Required task: Please output the records below in full, exactly as given, but without the images.

[Figure content listings]
--- begin ---

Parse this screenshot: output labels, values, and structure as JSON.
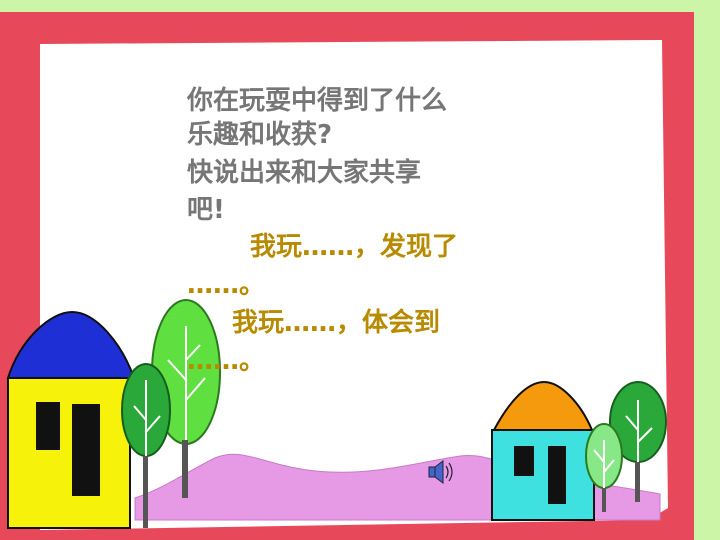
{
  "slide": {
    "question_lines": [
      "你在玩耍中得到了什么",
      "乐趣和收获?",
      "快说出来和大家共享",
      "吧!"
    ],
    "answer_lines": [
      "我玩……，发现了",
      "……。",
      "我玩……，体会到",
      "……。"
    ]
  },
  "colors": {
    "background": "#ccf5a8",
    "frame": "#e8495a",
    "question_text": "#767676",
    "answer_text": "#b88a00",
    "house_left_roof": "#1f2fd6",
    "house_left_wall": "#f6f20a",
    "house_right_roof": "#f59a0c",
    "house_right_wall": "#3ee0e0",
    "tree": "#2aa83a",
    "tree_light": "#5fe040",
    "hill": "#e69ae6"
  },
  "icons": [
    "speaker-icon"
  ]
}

--- end ---

Full output:
Parse this screenshot: output labels, values, and structure as JSON.
{
  "slide": {
    "question_lines": [
      "你在玩耍中得到了什么",
      "乐趣和收获?",
      "快说出来和大家共享",
      "吧!"
    ],
    "answer_lines": [
      "我玩……，发现了",
      "……。",
      "我玩……，体会到",
      "……。"
    ]
  },
  "colors": {
    "background": "#ccf5a8",
    "frame": "#e8495a",
    "question_text": "#767676",
    "answer_text": "#b88a00",
    "house_left_roof": "#1f2fd6",
    "house_left_wall": "#f6f20a",
    "house_right_roof": "#f59a0c",
    "house_right_wall": "#3ee0e0",
    "tree": "#2aa83a",
    "tree_light": "#5fe040",
    "hill": "#e69ae6"
  },
  "icons": [
    "speaker-icon"
  ]
}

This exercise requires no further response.